== Work required ==
The records below must be output exactly, without pictures.

═════ Supplied data

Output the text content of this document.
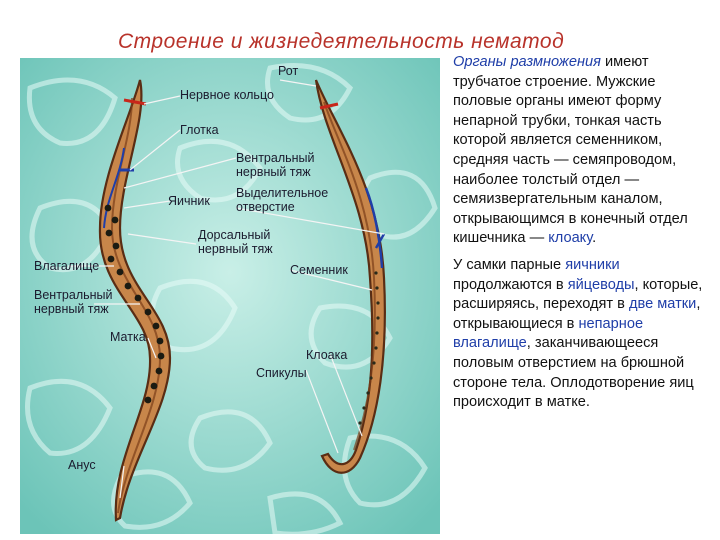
Строение и жизнедеятельность нематод
Рот
Нервное кольцо
Глотка
Вентральный нервный тяж
Яичник
Выделительное отверстие
Дорсальный нервный тяж
Влагалище	Семенник
Вентральный нервный тяж
Матка
Клоака
Спикулы
Анус

Органы размножения имеют трубчатое строение. Мужские половые органы имеют форму непарной трубки, тонкая часть которой является семенником, средняя часть — семяпроводом, наиболее толстый отдел — семяизвергательным каналом, открывающимся в конечный отдел кишечника — клоаку.

У самки парные яичники продолжаются в яйцеводы, которые, расширяясь, переходят в две матки, открывающиеся в непарное влагалище, заканчивающееся половым отверстием на брюшной стороне тела. Оплодотворение яиц происходит в матке.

══════════

== Output of the task ==
Output the text content of this document.
Строение и жизнедеятельность нематод
Рот
Нервное кольцо
Глотка
Вентральный нервный тяж
Яичник
Выделительное отверстие
Дорсальный нервный тяж
Влагалище	Семенник
Вентральный нервный тяж
Матка
Клоака
Спикулы
Анус

Органы размножения имеют трубчатое строение. Мужские половые органы имеют форму непарной трубки, тонкая часть которой является семенником, средняя часть — семяпроводом, наиболее толстый отдел — семяизвергательным каналом, открывающимся в конечный отдел кишечника — клоаку.

У самки парные яичники продолжаются в яйцеводы, которые, расширяясь, переходят в две матки, открывающиеся в непарное влагалище, заканчивающееся половым отверстием на брюшной стороне тела. Оплодотворение яиц происходит в матке.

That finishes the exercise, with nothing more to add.